Quote all entries in full, exactly.
◆ ◆ ◆
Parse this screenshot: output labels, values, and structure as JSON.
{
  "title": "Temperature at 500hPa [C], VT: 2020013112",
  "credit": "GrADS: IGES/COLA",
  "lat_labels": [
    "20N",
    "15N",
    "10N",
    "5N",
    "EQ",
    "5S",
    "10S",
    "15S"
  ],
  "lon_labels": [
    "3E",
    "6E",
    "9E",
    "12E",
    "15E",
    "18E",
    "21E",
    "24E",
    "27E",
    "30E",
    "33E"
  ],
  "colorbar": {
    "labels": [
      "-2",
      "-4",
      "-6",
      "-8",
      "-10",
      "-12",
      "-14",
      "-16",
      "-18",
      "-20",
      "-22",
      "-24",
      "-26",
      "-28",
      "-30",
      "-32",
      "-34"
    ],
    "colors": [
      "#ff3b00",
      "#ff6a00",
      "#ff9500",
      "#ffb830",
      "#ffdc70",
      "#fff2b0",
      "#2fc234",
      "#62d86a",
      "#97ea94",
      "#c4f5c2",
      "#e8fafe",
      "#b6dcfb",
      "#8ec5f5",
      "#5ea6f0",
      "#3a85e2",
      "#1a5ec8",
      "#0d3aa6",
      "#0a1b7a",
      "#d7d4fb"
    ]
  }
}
◆ ◆ ◆
> **Result**
Parse this screenshot: output labels, values, and structure as JSON.
{
  "title": "Temperature at 500hPa [C], VT: 2020013112",
  "credit": "GrADS: IGES/COLA",
  "lat_labels": [
    "20N",
    "15N",
    "10N",
    "5N",
    "EQ",
    "5S",
    "10S",
    "15S"
  ],
  "lon_labels": [
    "3E",
    "6E",
    "9E",
    "12E",
    "15E",
    "18E",
    "21E",
    "24E",
    "27E",
    "30E",
    "33E"
  ],
  "colorbar": {
    "labels": [
      "-2",
      "-4",
      "-6",
      "-8",
      "-10",
      "-12",
      "-14",
      "-16",
      "-18",
      "-20",
      "-22",
      "-24",
      "-26",
      "-28",
      "-30",
      "-32",
      "-34"
    ],
    "colors": [
      "#ff3b00",
      "#ff6a00",
      "#ff9500",
      "#ffb830",
      "#ffdc70",
      "#fff2b0",
      "#2fc234",
      "#62d86a",
      "#97ea94",
      "#c4f5c2",
      "#e8fafe",
      "#b6dcfb",
      "#8ec5f5",
      "#5ea6f0",
      "#3a85e2",
      "#1a5ec8",
      "#0d3aa6",
      "#0a1b7a",
      "#d7d4fb"
    ]
  }
}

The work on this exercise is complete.